Figure record listings

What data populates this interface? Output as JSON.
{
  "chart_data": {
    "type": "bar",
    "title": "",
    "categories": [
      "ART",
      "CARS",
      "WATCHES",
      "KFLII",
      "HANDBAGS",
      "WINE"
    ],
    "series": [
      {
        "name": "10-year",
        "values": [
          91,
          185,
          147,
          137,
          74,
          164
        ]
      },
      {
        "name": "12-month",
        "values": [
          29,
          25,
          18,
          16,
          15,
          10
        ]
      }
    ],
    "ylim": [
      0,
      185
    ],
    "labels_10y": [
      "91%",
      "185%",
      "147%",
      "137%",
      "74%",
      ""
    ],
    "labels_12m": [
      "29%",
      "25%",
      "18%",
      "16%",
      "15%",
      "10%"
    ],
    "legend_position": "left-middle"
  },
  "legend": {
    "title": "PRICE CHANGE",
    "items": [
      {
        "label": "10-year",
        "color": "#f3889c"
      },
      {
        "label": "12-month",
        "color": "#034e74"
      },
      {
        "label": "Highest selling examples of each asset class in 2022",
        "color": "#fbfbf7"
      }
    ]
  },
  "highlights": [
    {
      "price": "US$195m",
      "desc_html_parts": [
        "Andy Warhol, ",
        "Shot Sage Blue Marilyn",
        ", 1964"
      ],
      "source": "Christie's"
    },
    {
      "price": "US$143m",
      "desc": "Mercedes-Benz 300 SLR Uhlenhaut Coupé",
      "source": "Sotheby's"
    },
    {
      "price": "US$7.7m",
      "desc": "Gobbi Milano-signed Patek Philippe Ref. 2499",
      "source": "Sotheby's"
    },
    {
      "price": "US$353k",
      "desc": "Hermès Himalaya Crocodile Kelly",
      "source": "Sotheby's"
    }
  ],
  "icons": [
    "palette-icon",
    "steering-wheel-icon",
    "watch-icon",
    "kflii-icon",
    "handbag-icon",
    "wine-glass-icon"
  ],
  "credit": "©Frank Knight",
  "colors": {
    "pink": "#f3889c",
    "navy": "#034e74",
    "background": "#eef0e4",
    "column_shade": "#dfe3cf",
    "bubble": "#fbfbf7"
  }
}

Exercise prompt
Print the records above in full, exactly.

Final answer
What data populates this interface? Output as JSON.
{
  "chart_data": {
    "type": "bar",
    "title": "",
    "categories": [
      "ART",
      "CARS",
      "WATCHES",
      "KFLII",
      "HANDBAGS",
      "WINE"
    ],
    "series": [
      {
        "name": "10-year",
        "values": [
          91,
          185,
          147,
          137,
          74,
          164
        ]
      },
      {
        "name": "12-month",
        "values": [
          29,
          25,
          18,
          16,
          15,
          10
        ]
      }
    ],
    "ylim": [
      0,
      185
    ],
    "labels_10y": [
      "91%",
      "185%",
      "147%",
      "137%",
      "74%",
      ""
    ],
    "labels_12m": [
      "29%",
      "25%",
      "18%",
      "16%",
      "15%",
      "10%"
    ],
    "legend_position": "left-middle"
  },
  "legend": {
    "title": "PRICE CHANGE",
    "items": [
      {
        "label": "10-year",
        "color": "#f3889c"
      },
      {
        "label": "12-month",
        "color": "#034e74"
      },
      {
        "label": "Highest selling examples of each asset class in 2022",
        "color": "#fbfbf7"
      }
    ]
  },
  "highlights": [
    {
      "price": "US$195m",
      "desc_html_parts": [
        "Andy Warhol, ",
        "Shot Sage Blue Marilyn",
        ", 1964"
      ],
      "source": "Christie's"
    },
    {
      "price": "US$143m",
      "desc": "Mercedes-Benz 300 SLR Uhlenhaut Coupé",
      "source": "Sotheby's"
    },
    {
      "price": "US$7.7m",
      "desc": "Gobbi Milano-signed Patek Philippe Ref. 2499",
      "source": "Sotheby's"
    },
    {
      "price": "US$353k",
      "desc": "Hermès Himalaya Crocodile Kelly",
      "source": "Sotheby's"
    }
  ],
  "icons": [
    "palette-icon",
    "steering-wheel-icon",
    "watch-icon",
    "kflii-icon",
    "handbag-icon",
    "wine-glass-icon"
  ],
  "credit": "©Frank Knight",
  "colors": {
    "pink": "#f3889c",
    "navy": "#034e74",
    "background": "#eef0e4",
    "column_shade": "#dfe3cf",
    "bubble": "#fbfbf7"
  }
}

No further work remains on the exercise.